▸ **Exercise goal**
Locate each line of the material that contains "ylabel", then return it.

(Figure record listings)
────
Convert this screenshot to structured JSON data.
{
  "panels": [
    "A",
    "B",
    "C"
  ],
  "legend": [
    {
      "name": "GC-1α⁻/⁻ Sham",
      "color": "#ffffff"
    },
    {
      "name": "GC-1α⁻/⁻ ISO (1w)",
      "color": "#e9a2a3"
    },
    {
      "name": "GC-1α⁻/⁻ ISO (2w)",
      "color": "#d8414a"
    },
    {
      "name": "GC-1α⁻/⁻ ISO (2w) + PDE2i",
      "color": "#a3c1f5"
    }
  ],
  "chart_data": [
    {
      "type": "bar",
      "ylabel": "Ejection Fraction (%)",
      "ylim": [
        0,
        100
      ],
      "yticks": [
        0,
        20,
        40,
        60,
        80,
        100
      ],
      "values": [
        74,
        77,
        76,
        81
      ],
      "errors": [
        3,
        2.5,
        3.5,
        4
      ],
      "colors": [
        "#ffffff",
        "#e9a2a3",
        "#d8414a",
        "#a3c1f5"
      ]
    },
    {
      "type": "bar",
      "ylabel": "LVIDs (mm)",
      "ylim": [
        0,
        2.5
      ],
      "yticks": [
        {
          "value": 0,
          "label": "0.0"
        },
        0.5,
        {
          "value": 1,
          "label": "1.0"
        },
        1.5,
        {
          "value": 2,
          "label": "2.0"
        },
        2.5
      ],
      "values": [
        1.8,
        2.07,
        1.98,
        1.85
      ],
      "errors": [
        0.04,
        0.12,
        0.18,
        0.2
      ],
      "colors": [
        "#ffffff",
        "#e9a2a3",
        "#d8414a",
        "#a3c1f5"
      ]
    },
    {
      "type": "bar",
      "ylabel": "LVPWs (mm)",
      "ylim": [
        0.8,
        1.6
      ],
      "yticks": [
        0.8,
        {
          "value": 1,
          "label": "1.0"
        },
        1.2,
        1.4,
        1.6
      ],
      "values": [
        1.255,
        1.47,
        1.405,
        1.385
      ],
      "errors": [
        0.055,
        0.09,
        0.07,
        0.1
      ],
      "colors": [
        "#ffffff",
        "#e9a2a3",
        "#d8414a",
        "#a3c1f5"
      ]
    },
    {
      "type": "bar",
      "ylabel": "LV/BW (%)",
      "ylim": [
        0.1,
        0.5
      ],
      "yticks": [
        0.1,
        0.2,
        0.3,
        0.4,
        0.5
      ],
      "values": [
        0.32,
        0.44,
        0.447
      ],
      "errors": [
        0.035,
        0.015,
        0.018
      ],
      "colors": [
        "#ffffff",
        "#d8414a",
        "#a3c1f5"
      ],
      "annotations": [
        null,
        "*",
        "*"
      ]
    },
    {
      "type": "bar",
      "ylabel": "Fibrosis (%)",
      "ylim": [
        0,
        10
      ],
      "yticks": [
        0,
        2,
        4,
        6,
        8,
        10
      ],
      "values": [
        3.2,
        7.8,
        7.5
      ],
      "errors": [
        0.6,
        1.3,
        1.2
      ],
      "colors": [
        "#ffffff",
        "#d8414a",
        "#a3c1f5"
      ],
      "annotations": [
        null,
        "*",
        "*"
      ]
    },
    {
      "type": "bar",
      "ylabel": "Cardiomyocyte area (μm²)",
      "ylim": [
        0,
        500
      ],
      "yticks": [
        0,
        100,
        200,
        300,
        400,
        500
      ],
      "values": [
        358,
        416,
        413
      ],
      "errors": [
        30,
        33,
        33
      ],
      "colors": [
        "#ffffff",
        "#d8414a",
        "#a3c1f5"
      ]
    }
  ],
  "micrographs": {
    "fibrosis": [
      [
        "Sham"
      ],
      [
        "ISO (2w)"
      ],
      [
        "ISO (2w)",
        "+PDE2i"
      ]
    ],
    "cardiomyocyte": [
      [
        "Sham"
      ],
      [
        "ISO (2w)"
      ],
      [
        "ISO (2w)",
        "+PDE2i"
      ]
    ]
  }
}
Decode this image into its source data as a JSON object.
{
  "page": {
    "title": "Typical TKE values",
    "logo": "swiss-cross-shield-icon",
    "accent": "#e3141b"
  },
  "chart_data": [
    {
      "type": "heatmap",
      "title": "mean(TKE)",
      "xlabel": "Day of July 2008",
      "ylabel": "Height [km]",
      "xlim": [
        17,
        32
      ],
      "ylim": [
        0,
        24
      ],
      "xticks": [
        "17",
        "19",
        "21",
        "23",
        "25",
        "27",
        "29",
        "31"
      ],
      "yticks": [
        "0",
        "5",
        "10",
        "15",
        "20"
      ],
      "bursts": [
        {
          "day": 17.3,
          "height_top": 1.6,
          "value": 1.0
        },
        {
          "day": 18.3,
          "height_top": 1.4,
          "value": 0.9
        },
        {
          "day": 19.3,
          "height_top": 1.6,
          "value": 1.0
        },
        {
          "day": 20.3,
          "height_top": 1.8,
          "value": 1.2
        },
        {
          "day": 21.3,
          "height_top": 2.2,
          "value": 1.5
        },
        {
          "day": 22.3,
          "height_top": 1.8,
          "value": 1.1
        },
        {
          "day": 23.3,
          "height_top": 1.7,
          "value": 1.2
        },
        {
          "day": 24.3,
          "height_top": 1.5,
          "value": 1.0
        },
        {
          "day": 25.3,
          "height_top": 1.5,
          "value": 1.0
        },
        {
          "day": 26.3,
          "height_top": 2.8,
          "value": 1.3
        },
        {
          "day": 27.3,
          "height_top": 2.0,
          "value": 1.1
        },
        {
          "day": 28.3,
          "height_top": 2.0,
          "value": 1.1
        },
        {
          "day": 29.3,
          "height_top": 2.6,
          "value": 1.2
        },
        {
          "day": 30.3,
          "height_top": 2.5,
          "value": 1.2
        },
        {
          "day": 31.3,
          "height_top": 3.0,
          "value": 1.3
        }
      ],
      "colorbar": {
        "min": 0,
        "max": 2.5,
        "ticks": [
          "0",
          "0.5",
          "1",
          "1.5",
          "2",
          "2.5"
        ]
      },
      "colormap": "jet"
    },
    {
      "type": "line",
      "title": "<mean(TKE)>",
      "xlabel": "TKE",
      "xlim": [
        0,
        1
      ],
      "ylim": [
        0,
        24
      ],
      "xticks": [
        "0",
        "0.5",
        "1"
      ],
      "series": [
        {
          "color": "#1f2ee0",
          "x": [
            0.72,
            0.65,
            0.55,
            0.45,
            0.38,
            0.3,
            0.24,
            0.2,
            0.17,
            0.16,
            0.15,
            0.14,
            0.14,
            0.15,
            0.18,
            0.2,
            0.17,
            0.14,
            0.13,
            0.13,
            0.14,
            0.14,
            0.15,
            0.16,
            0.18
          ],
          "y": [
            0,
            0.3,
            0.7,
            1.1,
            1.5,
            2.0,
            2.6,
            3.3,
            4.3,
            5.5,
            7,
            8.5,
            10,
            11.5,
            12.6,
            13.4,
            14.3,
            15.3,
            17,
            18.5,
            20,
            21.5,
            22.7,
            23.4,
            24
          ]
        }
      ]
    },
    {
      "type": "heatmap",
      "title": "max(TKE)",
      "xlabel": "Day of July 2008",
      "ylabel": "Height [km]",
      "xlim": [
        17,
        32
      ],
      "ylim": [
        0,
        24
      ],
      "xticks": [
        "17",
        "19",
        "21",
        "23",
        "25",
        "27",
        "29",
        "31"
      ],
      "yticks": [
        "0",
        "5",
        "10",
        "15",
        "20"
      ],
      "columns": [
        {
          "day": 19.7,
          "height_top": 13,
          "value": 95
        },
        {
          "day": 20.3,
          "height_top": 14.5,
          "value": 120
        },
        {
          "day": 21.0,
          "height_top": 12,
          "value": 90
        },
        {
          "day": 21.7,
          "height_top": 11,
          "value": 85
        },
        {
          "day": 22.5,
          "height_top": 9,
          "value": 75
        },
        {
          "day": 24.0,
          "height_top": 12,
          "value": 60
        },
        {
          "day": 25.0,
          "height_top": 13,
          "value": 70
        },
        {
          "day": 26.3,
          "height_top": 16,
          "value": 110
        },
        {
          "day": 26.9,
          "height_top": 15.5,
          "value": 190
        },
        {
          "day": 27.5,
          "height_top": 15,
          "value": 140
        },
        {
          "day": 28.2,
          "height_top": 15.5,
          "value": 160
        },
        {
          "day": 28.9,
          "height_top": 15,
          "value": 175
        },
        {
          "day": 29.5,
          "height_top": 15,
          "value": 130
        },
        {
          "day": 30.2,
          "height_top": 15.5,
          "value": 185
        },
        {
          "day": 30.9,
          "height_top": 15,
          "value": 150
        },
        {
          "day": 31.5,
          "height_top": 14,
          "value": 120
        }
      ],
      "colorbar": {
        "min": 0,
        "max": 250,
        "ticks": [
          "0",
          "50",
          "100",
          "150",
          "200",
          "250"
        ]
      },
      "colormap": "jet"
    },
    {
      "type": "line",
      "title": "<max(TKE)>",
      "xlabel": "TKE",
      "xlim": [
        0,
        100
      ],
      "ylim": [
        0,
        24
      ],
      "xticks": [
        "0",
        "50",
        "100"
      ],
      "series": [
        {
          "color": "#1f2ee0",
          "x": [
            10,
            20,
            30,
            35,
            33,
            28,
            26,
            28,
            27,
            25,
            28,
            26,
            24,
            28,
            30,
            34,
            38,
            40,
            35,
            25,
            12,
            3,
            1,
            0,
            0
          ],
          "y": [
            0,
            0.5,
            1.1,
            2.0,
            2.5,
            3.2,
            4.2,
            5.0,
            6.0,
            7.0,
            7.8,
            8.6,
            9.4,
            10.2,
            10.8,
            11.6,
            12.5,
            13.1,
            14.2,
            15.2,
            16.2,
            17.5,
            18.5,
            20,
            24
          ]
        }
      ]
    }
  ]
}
────
▸ **Solution to the exercise**
      "ylabel": "Ejection Fraction (%)",
      "ylabel": "LVIDs (mm)",
      "ylabel": "LVPWs (mm)",
      "ylabel": "LV/BW (%)",
      "ylabel": "Fibrosis (%)",
      "ylabel": "Cardiomyocyte area (μm²)",
      "ylabel": "Height [km]",
      "ylabel": "Height [km]",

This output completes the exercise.